*Information provided*
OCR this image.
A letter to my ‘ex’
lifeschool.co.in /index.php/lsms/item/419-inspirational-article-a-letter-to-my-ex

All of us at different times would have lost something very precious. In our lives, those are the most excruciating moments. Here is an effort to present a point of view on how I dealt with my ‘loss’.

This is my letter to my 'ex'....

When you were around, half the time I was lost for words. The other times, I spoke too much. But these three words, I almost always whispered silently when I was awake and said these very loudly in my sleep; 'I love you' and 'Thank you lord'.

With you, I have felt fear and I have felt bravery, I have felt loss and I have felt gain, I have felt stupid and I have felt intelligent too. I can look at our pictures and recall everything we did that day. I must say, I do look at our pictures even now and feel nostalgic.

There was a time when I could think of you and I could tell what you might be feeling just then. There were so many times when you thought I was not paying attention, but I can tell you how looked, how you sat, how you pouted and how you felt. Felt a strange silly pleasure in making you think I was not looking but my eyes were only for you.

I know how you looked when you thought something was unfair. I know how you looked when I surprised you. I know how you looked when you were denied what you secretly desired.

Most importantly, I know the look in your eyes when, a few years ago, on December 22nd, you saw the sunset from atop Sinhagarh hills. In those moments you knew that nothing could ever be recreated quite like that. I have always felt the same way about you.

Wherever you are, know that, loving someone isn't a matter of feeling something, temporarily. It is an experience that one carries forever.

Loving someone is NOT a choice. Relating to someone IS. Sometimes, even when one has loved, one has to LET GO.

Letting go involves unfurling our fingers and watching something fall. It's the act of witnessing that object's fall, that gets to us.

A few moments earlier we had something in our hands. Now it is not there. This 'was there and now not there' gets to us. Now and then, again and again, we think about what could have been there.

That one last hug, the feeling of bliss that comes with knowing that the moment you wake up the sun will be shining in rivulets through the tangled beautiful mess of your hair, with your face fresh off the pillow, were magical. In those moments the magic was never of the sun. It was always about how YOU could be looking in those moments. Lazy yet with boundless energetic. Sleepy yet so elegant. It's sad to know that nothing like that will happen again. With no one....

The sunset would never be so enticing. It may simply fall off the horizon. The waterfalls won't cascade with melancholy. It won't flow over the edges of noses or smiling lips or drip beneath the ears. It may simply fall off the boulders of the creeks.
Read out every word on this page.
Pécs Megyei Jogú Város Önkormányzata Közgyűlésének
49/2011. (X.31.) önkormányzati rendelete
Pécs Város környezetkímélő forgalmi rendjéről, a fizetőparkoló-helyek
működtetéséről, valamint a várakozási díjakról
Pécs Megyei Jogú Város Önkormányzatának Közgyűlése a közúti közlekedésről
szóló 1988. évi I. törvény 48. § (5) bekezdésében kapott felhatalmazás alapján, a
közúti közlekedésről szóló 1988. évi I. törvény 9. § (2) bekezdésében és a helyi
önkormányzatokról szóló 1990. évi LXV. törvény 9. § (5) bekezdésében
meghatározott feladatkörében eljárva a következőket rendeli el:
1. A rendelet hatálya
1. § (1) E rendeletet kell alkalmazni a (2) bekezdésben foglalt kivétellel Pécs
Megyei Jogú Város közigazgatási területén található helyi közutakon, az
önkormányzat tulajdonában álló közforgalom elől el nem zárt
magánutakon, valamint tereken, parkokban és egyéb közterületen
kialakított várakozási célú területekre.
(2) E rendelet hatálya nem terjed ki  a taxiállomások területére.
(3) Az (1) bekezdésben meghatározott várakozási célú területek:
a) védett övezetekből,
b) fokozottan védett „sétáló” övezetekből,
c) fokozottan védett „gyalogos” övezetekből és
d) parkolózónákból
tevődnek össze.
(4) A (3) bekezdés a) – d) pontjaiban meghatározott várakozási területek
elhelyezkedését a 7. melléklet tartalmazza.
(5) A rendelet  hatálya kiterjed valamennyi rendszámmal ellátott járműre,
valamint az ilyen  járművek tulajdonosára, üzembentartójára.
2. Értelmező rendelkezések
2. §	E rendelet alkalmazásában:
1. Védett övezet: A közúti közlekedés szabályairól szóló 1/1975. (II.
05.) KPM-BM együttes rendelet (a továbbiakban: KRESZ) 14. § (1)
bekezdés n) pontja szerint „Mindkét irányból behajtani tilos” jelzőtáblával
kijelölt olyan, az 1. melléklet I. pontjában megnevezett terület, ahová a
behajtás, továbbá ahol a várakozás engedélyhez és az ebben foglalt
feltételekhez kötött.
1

==

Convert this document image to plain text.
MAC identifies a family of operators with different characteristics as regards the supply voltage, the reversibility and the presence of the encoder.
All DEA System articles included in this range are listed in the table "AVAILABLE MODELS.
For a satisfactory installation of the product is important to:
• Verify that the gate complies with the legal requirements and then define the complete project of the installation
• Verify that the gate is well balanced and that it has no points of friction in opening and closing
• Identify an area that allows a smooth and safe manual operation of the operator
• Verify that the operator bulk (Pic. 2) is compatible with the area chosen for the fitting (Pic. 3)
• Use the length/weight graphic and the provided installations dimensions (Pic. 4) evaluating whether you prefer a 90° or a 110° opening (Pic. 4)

*Required work*
Copy out every line that includes the word "have".

*Exercise solution*
All of us at different times would have lost something very precious. In our lives, those are the most excruciating moments. Here is an effort to present a point of view on how I dealt with my ‘loss’.
With you, I have felt fear and I have felt bravery, I have felt loss and I have felt gain, I have felt stupid and I have felt intelligent too. I can look at our pictures and recall everything we did that day. I must say, I do look at our pictures even now and feel nostalgic.
Most importantly, I know the look in your eyes when, a few years ago, on December 22nd, you saw the sunset from atop Sinhagarh hills. In those moments you knew that nothing could ever be recreated quite like that. I have always felt the same way about you.
A few moments earlier we had something in our hands. Now it is not there. This 'was there and now not there' gets to us. Now and then, again and again, we think about what could have been there.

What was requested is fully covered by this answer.